_Stored data entries_.
*-*-*
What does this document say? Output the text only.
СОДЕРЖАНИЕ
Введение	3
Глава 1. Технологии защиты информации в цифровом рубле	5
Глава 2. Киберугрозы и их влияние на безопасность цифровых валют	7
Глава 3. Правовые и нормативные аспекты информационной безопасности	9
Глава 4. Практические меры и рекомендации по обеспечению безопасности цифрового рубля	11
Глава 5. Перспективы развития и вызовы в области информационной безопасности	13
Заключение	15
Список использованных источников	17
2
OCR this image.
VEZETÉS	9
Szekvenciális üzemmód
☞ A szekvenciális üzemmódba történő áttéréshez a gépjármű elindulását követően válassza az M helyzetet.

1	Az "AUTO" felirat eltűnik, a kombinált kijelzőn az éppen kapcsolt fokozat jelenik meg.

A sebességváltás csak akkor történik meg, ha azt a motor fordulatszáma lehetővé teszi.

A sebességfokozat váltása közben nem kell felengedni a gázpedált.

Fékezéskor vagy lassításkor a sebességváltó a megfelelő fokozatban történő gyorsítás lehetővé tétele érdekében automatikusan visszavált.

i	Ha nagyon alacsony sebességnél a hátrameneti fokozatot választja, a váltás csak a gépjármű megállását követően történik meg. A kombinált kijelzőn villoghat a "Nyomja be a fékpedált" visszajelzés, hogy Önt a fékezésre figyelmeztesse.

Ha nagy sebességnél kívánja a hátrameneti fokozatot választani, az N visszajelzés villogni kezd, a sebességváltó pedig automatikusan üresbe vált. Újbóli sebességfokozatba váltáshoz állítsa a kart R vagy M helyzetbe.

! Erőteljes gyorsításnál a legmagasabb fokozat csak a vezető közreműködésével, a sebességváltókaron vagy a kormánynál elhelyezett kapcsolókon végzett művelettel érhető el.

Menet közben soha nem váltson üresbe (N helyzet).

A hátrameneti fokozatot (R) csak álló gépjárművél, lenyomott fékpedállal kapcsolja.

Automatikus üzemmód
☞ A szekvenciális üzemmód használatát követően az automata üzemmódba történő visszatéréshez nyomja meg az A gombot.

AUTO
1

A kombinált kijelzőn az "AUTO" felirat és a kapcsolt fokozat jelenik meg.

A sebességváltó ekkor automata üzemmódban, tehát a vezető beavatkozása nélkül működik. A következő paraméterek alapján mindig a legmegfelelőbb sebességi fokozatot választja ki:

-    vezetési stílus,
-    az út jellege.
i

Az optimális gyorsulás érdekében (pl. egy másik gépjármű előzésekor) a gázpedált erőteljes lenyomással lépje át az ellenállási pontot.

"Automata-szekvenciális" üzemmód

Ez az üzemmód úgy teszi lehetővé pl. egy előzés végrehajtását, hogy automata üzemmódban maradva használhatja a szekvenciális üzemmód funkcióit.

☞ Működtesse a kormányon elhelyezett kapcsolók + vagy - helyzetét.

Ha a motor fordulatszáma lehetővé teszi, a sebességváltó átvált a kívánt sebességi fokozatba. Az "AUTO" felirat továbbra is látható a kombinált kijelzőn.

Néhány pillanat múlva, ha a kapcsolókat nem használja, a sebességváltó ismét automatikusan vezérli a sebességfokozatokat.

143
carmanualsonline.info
*-*-*
_Requirements_.
Return only the number of lines in the preceding records that contain the string "gázpedált".

_Task output_.
2